begin Records for processing

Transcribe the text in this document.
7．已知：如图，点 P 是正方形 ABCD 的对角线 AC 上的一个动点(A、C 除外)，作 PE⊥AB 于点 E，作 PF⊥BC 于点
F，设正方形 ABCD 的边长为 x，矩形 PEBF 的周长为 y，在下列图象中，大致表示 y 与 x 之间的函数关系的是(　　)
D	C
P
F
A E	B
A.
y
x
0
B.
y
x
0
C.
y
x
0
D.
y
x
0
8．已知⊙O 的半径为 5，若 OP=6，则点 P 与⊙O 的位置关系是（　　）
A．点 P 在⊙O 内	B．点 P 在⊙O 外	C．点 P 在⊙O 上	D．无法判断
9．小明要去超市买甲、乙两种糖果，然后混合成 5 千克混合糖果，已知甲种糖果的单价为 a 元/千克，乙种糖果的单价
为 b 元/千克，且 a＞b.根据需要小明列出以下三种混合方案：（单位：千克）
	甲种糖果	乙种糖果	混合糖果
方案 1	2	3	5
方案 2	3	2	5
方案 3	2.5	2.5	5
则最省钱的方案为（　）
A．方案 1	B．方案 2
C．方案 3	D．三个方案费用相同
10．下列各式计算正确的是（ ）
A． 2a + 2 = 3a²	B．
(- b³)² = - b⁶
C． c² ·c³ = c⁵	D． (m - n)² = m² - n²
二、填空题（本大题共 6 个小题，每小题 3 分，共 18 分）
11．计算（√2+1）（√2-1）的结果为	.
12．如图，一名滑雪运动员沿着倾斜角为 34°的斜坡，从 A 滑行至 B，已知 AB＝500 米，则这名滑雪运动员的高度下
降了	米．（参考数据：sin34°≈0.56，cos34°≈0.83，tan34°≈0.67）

end Records for processing

Extract each line holding the word "ABCD" from the records.

# Response to this exercise
7．已知：如图，点 P 是正方形 ABCD 的对角线 AC 上的一个动点(A、C 除外)，作 PE⊥AB 于点 E，作 PF⊥BC 于点
F，设正方形 ABCD 的边长为 x，矩形 PEBF 的周长为 y，在下列图象中，大致表示 y 与 x 之间的函数关系的是(　　)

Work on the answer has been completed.